**The task**
Note each line of the listing that contains the string "określa", and copy it.
* begin Exercise data *
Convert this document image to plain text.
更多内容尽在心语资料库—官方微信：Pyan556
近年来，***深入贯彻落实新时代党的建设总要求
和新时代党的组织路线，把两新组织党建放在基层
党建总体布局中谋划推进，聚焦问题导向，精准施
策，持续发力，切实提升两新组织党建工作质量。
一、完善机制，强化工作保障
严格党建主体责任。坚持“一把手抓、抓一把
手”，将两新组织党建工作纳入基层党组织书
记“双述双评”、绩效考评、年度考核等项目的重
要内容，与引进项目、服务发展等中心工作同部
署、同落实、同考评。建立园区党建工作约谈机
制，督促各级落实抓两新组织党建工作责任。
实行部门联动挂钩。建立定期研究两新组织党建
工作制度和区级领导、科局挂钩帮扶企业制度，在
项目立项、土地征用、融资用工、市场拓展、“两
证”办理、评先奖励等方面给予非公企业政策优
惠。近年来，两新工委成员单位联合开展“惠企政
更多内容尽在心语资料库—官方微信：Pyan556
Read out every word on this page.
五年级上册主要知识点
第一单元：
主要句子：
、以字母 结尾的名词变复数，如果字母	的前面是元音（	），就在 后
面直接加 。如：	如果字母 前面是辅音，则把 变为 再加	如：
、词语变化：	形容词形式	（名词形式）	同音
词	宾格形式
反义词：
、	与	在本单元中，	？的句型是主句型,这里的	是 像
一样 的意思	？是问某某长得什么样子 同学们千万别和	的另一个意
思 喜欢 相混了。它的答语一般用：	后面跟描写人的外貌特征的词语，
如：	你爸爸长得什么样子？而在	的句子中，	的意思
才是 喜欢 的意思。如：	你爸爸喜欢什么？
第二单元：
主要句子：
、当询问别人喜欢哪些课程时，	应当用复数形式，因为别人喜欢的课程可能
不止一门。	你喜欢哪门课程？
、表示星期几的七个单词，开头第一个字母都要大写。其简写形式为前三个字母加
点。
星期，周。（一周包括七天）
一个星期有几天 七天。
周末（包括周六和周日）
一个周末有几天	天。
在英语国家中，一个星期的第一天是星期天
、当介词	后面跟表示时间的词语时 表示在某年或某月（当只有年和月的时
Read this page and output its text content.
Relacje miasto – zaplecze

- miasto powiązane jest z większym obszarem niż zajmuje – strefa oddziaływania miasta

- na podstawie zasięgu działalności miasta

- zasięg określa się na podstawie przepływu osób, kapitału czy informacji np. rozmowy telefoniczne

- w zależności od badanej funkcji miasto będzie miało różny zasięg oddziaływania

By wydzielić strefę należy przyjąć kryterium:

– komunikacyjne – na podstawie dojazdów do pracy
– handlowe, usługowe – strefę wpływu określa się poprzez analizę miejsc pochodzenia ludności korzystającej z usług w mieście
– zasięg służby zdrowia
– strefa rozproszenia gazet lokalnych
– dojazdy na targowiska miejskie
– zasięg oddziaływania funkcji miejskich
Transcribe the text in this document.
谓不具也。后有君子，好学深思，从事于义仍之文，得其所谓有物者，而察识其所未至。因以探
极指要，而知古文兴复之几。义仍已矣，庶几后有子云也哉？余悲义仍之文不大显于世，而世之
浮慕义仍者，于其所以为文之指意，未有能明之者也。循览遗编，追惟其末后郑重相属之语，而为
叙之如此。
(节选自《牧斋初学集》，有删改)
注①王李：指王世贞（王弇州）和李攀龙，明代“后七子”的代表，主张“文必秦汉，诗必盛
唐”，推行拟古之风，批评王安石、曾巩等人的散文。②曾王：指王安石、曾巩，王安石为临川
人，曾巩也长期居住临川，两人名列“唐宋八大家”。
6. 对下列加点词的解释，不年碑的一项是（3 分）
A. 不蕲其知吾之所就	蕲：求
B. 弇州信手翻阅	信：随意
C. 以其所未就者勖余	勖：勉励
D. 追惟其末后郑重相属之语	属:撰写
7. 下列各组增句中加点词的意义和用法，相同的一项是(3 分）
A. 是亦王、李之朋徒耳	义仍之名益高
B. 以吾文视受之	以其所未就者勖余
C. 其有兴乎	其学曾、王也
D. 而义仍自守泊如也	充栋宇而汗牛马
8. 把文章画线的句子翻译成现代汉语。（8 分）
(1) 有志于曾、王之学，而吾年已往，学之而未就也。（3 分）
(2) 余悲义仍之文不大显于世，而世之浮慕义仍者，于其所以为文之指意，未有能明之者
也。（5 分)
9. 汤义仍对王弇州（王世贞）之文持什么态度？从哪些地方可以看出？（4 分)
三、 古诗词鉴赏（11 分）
* end Exercise data *
**Result of the task**
- zasięg określa się na podstawie przepływu osób, kapitału czy informacji np. rozmowy telefoniczne
– handlowe, usługowe – strefę wpływu określa się poprzez analizę miejsc pochodzenia ludności korzystającej z usług w mieście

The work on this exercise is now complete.